## Your task
Set down each record exactly as written.

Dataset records
-- start --
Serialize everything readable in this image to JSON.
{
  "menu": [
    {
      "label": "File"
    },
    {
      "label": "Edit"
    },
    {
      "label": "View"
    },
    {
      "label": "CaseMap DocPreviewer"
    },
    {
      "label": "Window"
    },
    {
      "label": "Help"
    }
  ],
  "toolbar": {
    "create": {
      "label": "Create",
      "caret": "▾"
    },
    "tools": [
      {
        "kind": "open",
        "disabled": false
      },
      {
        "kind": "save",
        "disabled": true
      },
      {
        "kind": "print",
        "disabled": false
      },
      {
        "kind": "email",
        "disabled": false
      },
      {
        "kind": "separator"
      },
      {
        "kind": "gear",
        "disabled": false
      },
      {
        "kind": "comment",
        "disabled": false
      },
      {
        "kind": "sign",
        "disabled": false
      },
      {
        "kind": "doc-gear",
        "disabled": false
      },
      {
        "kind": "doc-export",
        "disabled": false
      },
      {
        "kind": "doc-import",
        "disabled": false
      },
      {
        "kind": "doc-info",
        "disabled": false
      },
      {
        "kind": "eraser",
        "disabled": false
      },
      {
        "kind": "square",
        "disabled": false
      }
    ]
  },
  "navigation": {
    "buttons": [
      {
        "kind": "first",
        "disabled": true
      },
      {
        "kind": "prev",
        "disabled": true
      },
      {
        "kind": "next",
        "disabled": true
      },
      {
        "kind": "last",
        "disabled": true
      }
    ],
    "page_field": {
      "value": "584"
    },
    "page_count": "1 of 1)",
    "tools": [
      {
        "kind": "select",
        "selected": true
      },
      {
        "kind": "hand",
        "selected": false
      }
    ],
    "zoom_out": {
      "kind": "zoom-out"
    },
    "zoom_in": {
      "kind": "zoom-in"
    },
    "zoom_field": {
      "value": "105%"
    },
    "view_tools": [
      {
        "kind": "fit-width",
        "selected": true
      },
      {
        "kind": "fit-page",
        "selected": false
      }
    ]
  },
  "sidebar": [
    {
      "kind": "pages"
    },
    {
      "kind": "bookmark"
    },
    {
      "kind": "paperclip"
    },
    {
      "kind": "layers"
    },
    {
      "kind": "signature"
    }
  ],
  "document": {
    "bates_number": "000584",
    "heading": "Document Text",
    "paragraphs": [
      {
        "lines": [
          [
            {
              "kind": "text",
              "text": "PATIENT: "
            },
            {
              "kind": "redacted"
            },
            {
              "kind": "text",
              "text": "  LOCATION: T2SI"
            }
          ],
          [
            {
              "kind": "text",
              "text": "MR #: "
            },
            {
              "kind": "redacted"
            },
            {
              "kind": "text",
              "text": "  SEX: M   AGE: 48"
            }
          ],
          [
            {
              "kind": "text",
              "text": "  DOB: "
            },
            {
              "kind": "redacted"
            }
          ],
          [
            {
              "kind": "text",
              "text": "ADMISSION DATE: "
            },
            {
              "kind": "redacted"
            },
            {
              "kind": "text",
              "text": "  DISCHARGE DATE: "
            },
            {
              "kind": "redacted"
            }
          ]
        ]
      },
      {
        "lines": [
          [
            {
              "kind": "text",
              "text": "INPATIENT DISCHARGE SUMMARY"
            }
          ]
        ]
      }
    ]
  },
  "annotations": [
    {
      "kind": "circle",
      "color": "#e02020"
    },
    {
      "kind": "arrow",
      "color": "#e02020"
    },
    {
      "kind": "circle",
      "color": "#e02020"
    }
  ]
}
-- end --
## Exercise output
Serialize everything readable in this image to JSON.
{
  "menu": [
    {
      "label": "File"
    },
    {
      "label": "Edit"
    },
    {
      "label": "View"
    },
    {
      "label": "CaseMap DocPreviewer"
    },
    {
      "label": "Window"
    },
    {
      "label": "Help"
    }
  ],
  "toolbar": {
    "create": {
      "label": "Create",
      "caret": "▾"
    },
    "tools": [
      {
        "kind": "open",
        "disabled": false
      },
      {
        "kind": "save",
        "disabled": true
      },
      {
        "kind": "print",
        "disabled": false
      },
      {
        "kind": "email",
        "disabled": false
      },
      {
        "kind": "separator"
      },
      {
        "kind": "gear",
        "disabled": false
      },
      {
        "kind": "comment",
        "disabled": false
      },
      {
        "kind": "sign",
        "disabled": false
      },
      {
        "kind": "doc-gear",
        "disabled": false
      },
      {
        "kind": "doc-export",
        "disabled": false
      },
      {
        "kind": "doc-import",
        "disabled": false
      },
      {
        "kind": "doc-info",
        "disabled": false
      },
      {
        "kind": "eraser",
        "disabled": false
      },
      {
        "kind": "square",
        "disabled": false
      }
    ]
  },
  "navigation": {
    "buttons": [
      {
        "kind": "first",
        "disabled": true
      },
      {
        "kind": "prev",
        "disabled": true
      },
      {
        "kind": "next",
        "disabled": true
      },
      {
        "kind": "last",
        "disabled": true
      }
    ],
    "page_field": {
      "value": "584"
    },
    "page_count": "1 of 1)",
    "tools": [
      {
        "kind": "select",
        "selected": true
      },
      {
        "kind": "hand",
        "selected": false
      }
    ],
    "zoom_out": {
      "kind": "zoom-out"
    },
    "zoom_in": {
      "kind": "zoom-in"
    },
    "zoom_field": {
      "value": "105%"
    },
    "view_tools": [
      {
        "kind": "fit-width",
        "selected": true
      },
      {
        "kind": "fit-page",
        "selected": false
      }
    ]
  },
  "sidebar": [
    {
      "kind": "pages"
    },
    {
      "kind": "bookmark"
    },
    {
      "kind": "paperclip"
    },
    {
      "kind": "layers"
    },
    {
      "kind": "signature"
    }
  ],
  "document": {
    "bates_number": "000584",
    "heading": "Document Text",
    "paragraphs": [
      {
        "lines": [
          [
            {
              "kind": "text",
              "text": "PATIENT: "
            },
            {
              "kind": "redacted"
            },
            {
              "kind": "text",
              "text": "  LOCATION: T2SI"
            }
          ],
          [
            {
              "kind": "text",
              "text": "MR #: "
            },
            {
              "kind": "redacted"
            },
            {
              "kind": "text",
              "text": "  SEX: M   AGE: 48"
            }
          ],
          [
            {
              "kind": "text",
              "text": "  DOB: "
            },
            {
              "kind": "redacted"
            }
          ],
          [
            {
              "kind": "text",
              "text": "ADMISSION DATE: "
            },
            {
              "kind": "redacted"
            },
            {
              "kind": "text",
              "text": "  DISCHARGE DATE: "
            },
            {
              "kind": "redacted"
            }
          ]
        ]
      },
      {
        "lines": [
          [
            {
              "kind": "text",
              "text": "INPATIENT DISCHARGE SUMMARY"
            }
          ]
        ]
      }
    ]
  },
  "annotations": [
    {
      "kind": "circle",
      "color": "#e02020"
    },
    {
      "kind": "arrow",
      "color": "#e02020"
    },
    {
      "kind": "circle",
      "color": "#e02020"
    }
  ]
}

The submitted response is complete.